**RECORDED INFORMATION:**

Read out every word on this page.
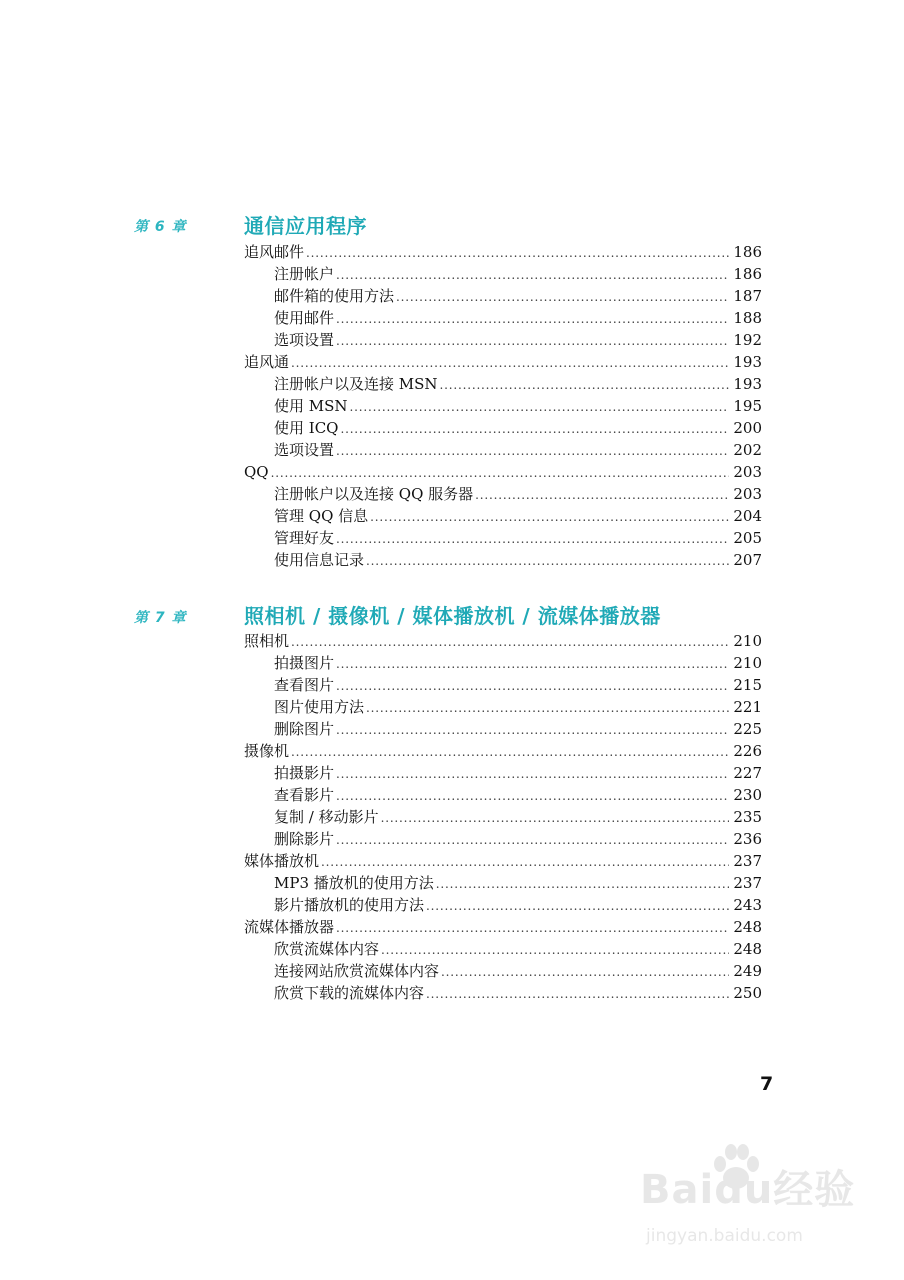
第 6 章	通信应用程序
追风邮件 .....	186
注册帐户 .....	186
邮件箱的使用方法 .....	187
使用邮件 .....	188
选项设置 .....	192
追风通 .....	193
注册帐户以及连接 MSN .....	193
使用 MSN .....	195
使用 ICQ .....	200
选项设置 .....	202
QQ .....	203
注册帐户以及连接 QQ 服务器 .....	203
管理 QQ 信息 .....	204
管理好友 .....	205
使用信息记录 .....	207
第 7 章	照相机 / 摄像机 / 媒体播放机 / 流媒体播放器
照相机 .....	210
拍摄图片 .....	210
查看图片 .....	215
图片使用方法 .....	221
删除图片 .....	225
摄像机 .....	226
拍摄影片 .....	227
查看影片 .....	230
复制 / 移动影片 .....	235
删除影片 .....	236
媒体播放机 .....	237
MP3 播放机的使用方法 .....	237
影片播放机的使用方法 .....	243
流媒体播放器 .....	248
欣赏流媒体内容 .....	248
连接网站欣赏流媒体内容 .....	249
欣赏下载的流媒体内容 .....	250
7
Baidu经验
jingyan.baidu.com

**GOAL:** Transcribe the full listing character for character. Pictures are excluded.

**THE RESULT:**
Read out every word on this page.
第 6 章	通信应用程序
追风邮件 .....	186
注册帐户 .....	186
邮件箱的使用方法 .....	187
使用邮件 .....	188
选项设置 .....	192
追风通 .....	193
注册帐户以及连接 MSN .....	193
使用 MSN .....	195
使用 ICQ .....	200
选项设置 .....	202
QQ .....	203
注册帐户以及连接 QQ 服务器 .....	203
管理 QQ 信息 .....	204
管理好友 .....	205
使用信息记录 .....	207
第 7 章	照相机 / 摄像机 / 媒体播放机 / 流媒体播放器
照相机 .....	210
拍摄图片 .....	210
查看图片 .....	215
图片使用方法 .....	221
删除图片 .....	225
摄像机 .....	226
拍摄影片 .....	227
查看影片 .....	230
复制 / 移动影片 .....	235
删除影片 .....	236
媒体播放机 .....	237
MP3 播放机的使用方法 .....	237
影片播放机的使用方法 .....	243
流媒体播放器 .....	248
欣赏流媒体内容 .....	248
连接网站欣赏流媒体内容 .....	249
欣赏下载的流媒体内容 .....	250
7
Baidu经验
jingyan.baidu.com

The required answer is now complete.